■ **Stated goal**:
Reproduce the entries in full, with no changes.
begin Records
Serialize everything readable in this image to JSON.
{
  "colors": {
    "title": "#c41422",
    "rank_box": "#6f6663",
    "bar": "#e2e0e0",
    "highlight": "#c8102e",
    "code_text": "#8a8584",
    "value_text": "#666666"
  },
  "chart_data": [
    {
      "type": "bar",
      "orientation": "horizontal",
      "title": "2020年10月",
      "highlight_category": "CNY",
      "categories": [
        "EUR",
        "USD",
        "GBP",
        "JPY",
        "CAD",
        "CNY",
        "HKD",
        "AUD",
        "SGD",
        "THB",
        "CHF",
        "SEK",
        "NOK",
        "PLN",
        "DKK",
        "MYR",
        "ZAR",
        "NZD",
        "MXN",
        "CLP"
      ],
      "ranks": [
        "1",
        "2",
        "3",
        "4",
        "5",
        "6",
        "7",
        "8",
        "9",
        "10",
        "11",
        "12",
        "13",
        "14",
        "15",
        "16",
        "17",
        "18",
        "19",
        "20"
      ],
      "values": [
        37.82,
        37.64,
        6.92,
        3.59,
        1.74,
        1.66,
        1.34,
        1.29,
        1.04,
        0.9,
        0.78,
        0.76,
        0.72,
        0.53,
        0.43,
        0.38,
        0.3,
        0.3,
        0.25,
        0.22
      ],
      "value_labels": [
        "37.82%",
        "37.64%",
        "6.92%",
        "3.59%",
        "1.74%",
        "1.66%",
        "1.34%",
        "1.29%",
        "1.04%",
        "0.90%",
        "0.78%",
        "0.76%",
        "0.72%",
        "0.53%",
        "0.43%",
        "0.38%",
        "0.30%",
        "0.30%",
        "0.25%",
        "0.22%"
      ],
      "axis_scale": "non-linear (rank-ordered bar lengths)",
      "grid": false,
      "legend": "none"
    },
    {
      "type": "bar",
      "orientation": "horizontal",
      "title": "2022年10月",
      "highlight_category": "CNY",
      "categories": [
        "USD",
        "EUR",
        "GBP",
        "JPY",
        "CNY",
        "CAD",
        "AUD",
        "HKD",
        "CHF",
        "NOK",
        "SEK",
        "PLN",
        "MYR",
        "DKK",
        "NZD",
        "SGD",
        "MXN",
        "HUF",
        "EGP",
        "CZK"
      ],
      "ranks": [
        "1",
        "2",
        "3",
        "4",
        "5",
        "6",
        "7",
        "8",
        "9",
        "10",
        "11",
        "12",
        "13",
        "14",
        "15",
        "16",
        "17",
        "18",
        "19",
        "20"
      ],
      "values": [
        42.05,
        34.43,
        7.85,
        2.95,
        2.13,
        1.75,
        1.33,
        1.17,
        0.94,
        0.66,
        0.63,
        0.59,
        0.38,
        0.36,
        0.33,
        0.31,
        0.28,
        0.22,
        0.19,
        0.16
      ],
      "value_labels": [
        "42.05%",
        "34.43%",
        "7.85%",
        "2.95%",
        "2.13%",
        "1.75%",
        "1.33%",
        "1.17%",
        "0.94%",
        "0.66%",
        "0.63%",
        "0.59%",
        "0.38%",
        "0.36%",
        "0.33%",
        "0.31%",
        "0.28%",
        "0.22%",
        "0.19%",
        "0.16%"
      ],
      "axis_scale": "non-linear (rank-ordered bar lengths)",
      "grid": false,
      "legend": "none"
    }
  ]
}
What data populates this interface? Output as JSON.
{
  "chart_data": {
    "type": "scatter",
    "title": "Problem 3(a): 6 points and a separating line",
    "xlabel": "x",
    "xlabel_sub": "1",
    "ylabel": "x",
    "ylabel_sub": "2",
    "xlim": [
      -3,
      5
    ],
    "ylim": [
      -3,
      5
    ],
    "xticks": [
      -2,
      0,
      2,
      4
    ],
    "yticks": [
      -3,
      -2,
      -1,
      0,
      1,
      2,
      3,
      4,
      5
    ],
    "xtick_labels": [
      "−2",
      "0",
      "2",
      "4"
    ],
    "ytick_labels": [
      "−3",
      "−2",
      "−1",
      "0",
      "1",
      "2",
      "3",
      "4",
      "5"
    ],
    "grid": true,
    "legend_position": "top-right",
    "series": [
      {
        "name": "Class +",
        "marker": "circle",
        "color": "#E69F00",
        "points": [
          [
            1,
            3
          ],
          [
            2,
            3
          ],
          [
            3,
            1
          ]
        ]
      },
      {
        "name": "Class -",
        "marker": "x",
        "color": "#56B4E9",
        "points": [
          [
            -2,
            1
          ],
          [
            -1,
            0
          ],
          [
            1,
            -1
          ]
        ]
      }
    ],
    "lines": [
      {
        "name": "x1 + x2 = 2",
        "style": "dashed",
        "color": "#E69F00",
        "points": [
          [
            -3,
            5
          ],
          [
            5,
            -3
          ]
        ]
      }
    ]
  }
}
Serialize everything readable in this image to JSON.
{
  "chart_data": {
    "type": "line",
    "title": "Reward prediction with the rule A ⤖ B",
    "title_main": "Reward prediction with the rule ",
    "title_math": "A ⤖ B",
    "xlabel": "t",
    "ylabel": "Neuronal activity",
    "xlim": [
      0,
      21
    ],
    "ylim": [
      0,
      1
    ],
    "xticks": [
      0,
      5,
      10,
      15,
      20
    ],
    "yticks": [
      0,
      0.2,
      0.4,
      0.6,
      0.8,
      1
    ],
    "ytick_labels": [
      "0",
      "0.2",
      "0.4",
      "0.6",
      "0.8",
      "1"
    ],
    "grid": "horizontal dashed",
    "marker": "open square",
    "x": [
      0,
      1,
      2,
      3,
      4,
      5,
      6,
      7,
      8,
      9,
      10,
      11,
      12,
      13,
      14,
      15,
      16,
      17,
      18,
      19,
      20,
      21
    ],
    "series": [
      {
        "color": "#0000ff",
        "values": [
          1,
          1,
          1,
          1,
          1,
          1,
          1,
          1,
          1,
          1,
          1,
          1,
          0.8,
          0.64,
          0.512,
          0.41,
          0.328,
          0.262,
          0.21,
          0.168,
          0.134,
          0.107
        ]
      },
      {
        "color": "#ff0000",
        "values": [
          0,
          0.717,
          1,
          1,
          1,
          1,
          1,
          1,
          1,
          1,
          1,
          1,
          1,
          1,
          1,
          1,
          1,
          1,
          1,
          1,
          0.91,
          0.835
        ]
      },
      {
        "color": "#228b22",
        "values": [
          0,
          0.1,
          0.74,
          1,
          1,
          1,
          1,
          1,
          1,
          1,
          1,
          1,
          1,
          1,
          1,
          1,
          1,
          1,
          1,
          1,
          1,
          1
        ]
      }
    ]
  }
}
end Records
■ **Complete response**:
Serialize everything readable in this image to JSON.
{
  "colors": {
    "title": "#c41422",
    "rank_box": "#6f6663",
    "bar": "#e2e0e0",
    "highlight": "#c8102e",
    "code_text": "#8a8584",
    "value_text": "#666666"
  },
  "chart_data": [
    {
      "type": "bar",
      "orientation": "horizontal",
      "title": "2020年10月",
      "highlight_category": "CNY",
      "categories": [
        "EUR",
        "USD",
        "GBP",
        "JPY",
        "CAD",
        "CNY",
        "HKD",
        "AUD",
        "SGD",
        "THB",
        "CHF",
        "SEK",
        "NOK",
        "PLN",
        "DKK",
        "MYR",
        "ZAR",
        "NZD",
        "MXN",
        "CLP"
      ],
      "ranks": [
        "1",
        "2",
        "3",
        "4",
        "5",
        "6",
        "7",
        "8",
        "9",
        "10",
        "11",
        "12",
        "13",
        "14",
        "15",
        "16",
        "17",
        "18",
        "19",
        "20"
      ],
      "values": [
        37.82,
        37.64,
        6.92,
        3.59,
        1.74,
        1.66,
        1.34,
        1.29,
        1.04,
        0.9,
        0.78,
        0.76,
        0.72,
        0.53,
        0.43,
        0.38,
        0.3,
        0.3,
        0.25,
        0.22
      ],
      "value_labels": [
        "37.82%",
        "37.64%",
        "6.92%",
        "3.59%",
        "1.74%",
        "1.66%",
        "1.34%",
        "1.29%",
        "1.04%",
        "0.90%",
        "0.78%",
        "0.76%",
        "0.72%",
        "0.53%",
        "0.43%",
        "0.38%",
        "0.30%",
        "0.30%",
        "0.25%",
        "0.22%"
      ],
      "axis_scale": "non-linear (rank-ordered bar lengths)",
      "grid": false,
      "legend": "none"
    },
    {
      "type": "bar",
      "orientation": "horizontal",
      "title": "2022年10月",
      "highlight_category": "CNY",
      "categories": [
        "USD",
        "EUR",
        "GBP",
        "JPY",
        "CNY",
        "CAD",
        "AUD",
        "HKD",
        "CHF",
        "NOK",
        "SEK",
        "PLN",
        "MYR",
        "DKK",
        "NZD",
        "SGD",
        "MXN",
        "HUF",
        "EGP",
        "CZK"
      ],
      "ranks": [
        "1",
        "2",
        "3",
        "4",
        "5",
        "6",
        "7",
        "8",
        "9",
        "10",
        "11",
        "12",
        "13",
        "14",
        "15",
        "16",
        "17",
        "18",
        "19",
        "20"
      ],
      "values": [
        42.05,
        34.43,
        7.85,
        2.95,
        2.13,
        1.75,
        1.33,
        1.17,
        0.94,
        0.66,
        0.63,
        0.59,
        0.38,
        0.36,
        0.33,
        0.31,
        0.28,
        0.22,
        0.19,
        0.16
      ],
      "value_labels": [
        "42.05%",
        "34.43%",
        "7.85%",
        "2.95%",
        "2.13%",
        "1.75%",
        "1.33%",
        "1.17%",
        "0.94%",
        "0.66%",
        "0.63%",
        "0.59%",
        "0.38%",
        "0.36%",
        "0.33%",
        "0.31%",
        "0.28%",
        "0.22%",
        "0.19%",
        "0.16%"
      ],
      "axis_scale": "non-linear (rank-ordered bar lengths)",
      "grid": false,
      "legend": "none"
    }
  ]
}
What data populates this interface? Output as JSON.
{
  "chart_data": {
    "type": "scatter",
    "title": "Problem 3(a): 6 points and a separating line",
    "xlabel": "x",
    "xlabel_sub": "1",
    "ylabel": "x",
    "ylabel_sub": "2",
    "xlim": [
      -3,
      5
    ],
    "ylim": [
      -3,
      5
    ],
    "xticks": [
      -2,
      0,
      2,
      4
    ],
    "yticks": [
      -3,
      -2,
      -1,
      0,
      1,
      2,
      3,
      4,
      5
    ],
    "xtick_labels": [
      "−2",
      "0",
      "2",
      "4"
    ],
    "ytick_labels": [
      "−3",
      "−2",
      "−1",
      "0",
      "1",
      "2",
      "3",
      "4",
      "5"
    ],
    "grid": true,
    "legend_position": "top-right",
    "series": [
      {
        "name": "Class +",
        "marker": "circle",
        "color": "#E69F00",
        "points": [
          [
            1,
            3
          ],
          [
            2,
            3
          ],
          [
            3,
            1
          ]
        ]
      },
      {
        "name": "Class -",
        "marker": "x",
        "color": "#56B4E9",
        "points": [
          [
            -2,
            1
          ],
          [
            -1,
            0
          ],
          [
            1,
            -1
          ]
        ]
      }
    ],
    "lines": [
      {
        "name": "x1 + x2 = 2",
        "style": "dashed",
        "color": "#E69F00",
        "points": [
          [
            -3,
            5
          ],
          [
            5,
            -3
          ]
        ]
      }
    ]
  }
}
Serialize everything readable in this image to JSON.
{
  "chart_data": {
    "type": "line",
    "title": "Reward prediction with the rule A ⤖ B",
    "title_main": "Reward prediction with the rule ",
    "title_math": "A ⤖ B",
    "xlabel": "t",
    "ylabel": "Neuronal activity",
    "xlim": [
      0,
      21
    ],
    "ylim": [
      0,
      1
    ],
    "xticks": [
      0,
      5,
      10,
      15,
      20
    ],
    "yticks": [
      0,
      0.2,
      0.4,
      0.6,
      0.8,
      1
    ],
    "ytick_labels": [
      "0",
      "0.2",
      "0.4",
      "0.6",
      "0.8",
      "1"
    ],
    "grid": "horizontal dashed",
    "marker": "open square",
    "x": [
      0,
      1,
      2,
      3,
      4,
      5,
      6,
      7,
      8,
      9,
      10,
      11,
      12,
      13,
      14,
      15,
      16,
      17,
      18,
      19,
      20,
      21
    ],
    "series": [
      {
        "color": "#0000ff",
        "values": [
          1,
          1,
          1,
          1,
          1,
          1,
          1,
          1,
          1,
          1,
          1,
          1,
          0.8,
          0.64,
          0.512,
          0.41,
          0.328,
          0.262,
          0.21,
          0.168,
          0.134,
          0.107
        ]
      },
      {
        "color": "#ff0000",
        "values": [
          0,
          0.717,
          1,
          1,
          1,
          1,
          1,
          1,
          1,
          1,
          1,
          1,
          1,
          1,
          1,
          1,
          1,
          1,
          1,
          1,
          0.91,
          0.835
        ]
      },
      {
        "color": "#228b22",
        "values": [
          0,
          0.1,
          0.74,
          1,
          1,
          1,
          1,
          1,
          1,
          1,
          1,
          1,
          1,
          1,
          1,
          1,
          1,
          1,
          1,
          1,
          1,
          1
        ]
      }
    ]
  }
}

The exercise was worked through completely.